Records from a collection of figures:
>>>

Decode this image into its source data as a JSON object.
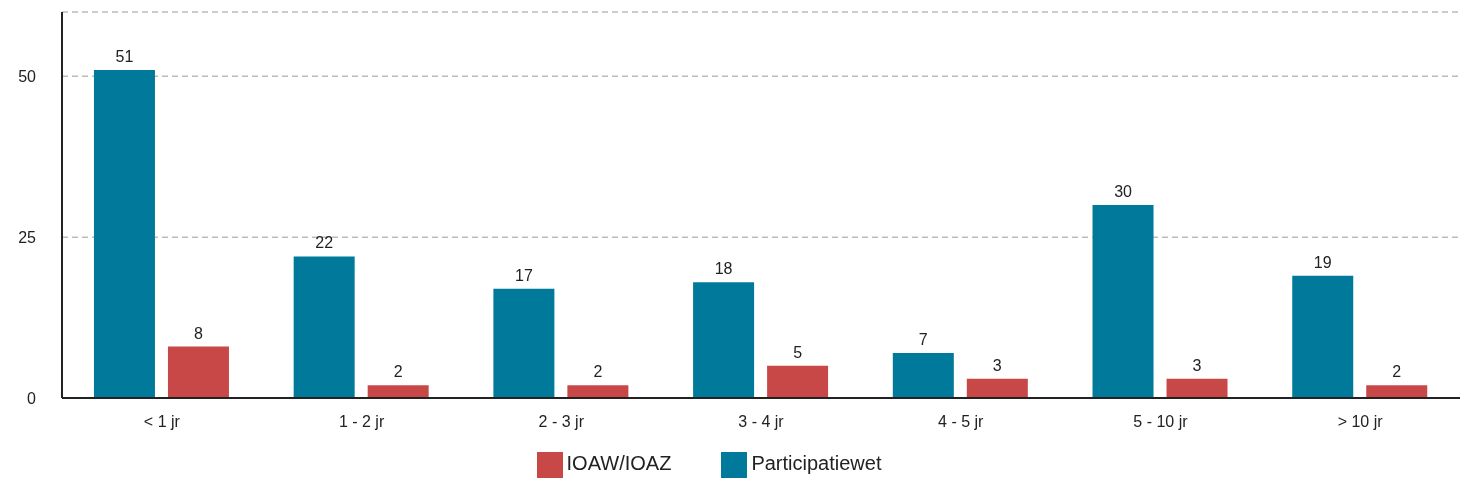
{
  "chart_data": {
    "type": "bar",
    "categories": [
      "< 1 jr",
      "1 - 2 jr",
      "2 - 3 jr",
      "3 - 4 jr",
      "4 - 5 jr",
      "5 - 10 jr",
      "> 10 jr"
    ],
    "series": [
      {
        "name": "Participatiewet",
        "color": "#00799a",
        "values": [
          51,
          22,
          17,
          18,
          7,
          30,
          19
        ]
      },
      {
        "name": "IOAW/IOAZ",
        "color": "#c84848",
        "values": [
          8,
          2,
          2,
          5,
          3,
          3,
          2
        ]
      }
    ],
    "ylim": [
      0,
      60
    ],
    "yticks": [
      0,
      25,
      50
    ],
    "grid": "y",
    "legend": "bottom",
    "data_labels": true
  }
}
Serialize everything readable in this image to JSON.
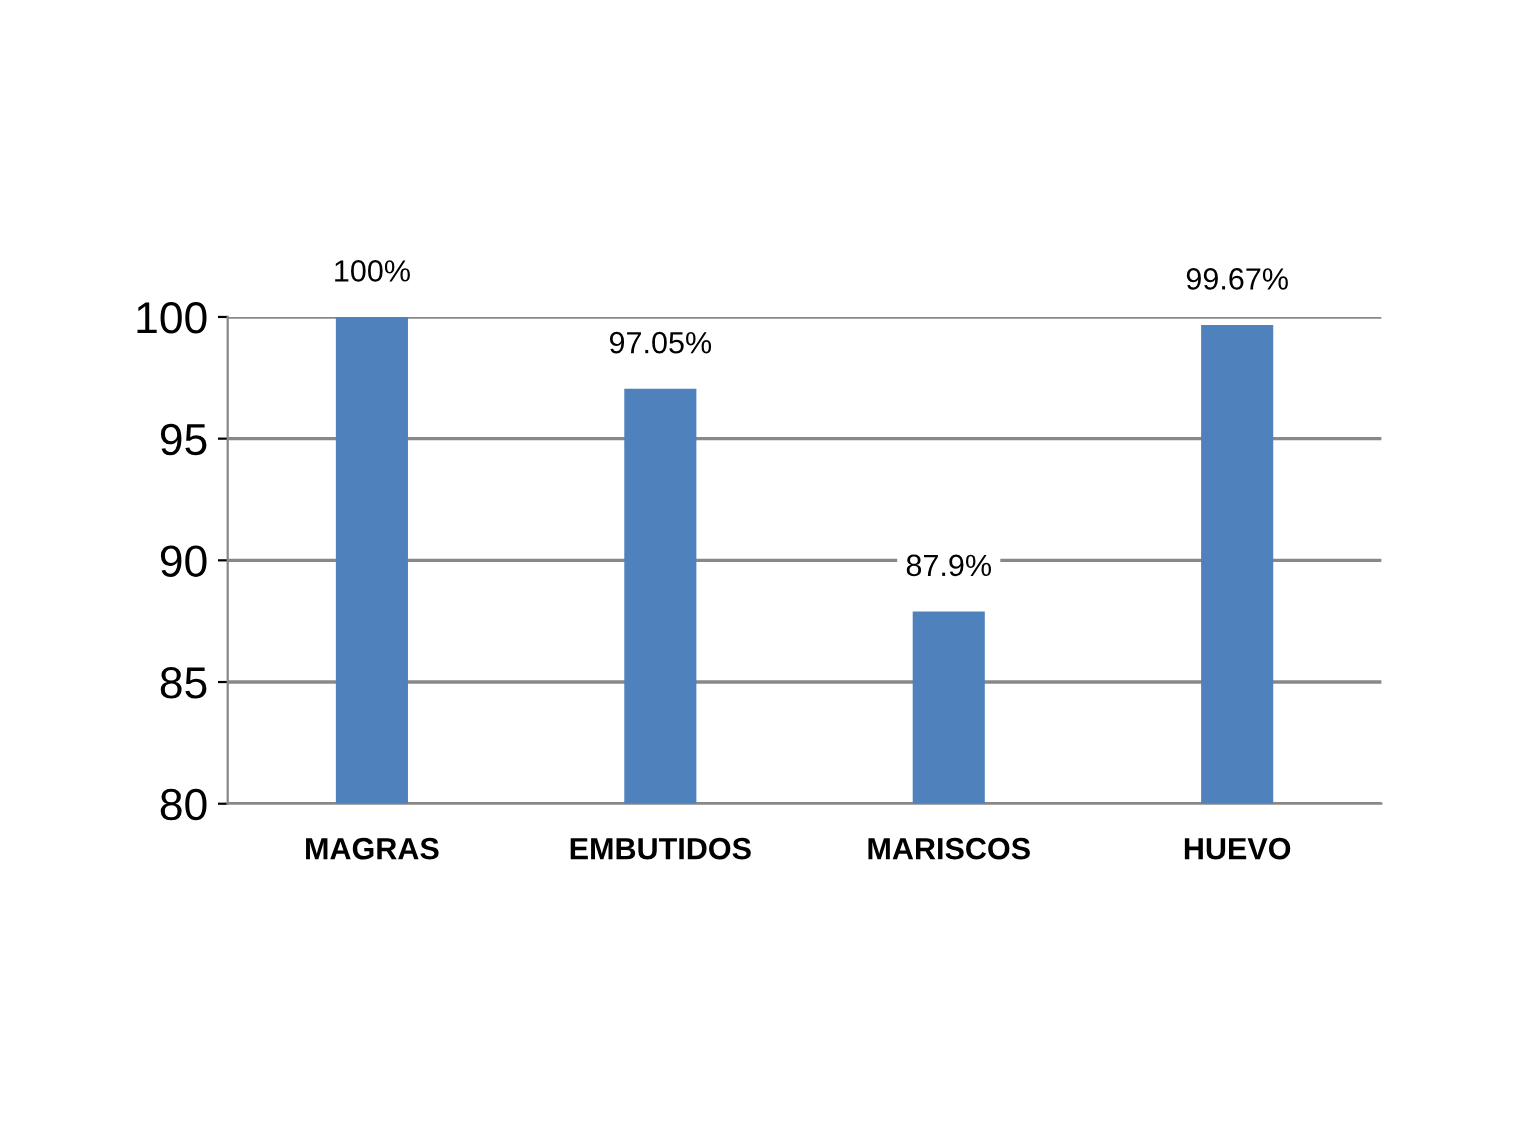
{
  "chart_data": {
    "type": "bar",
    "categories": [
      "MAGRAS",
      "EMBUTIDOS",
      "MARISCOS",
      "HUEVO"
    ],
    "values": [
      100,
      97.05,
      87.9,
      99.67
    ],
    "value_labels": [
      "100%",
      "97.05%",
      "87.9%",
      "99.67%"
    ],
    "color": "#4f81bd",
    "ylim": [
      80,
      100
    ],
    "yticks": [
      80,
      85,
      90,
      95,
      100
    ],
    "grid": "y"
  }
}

<<<

In the entries above, find each line with the word "this" and show it.

Decode this image into its source data as a JSON object.
Serialize everything readable in this image to JSON.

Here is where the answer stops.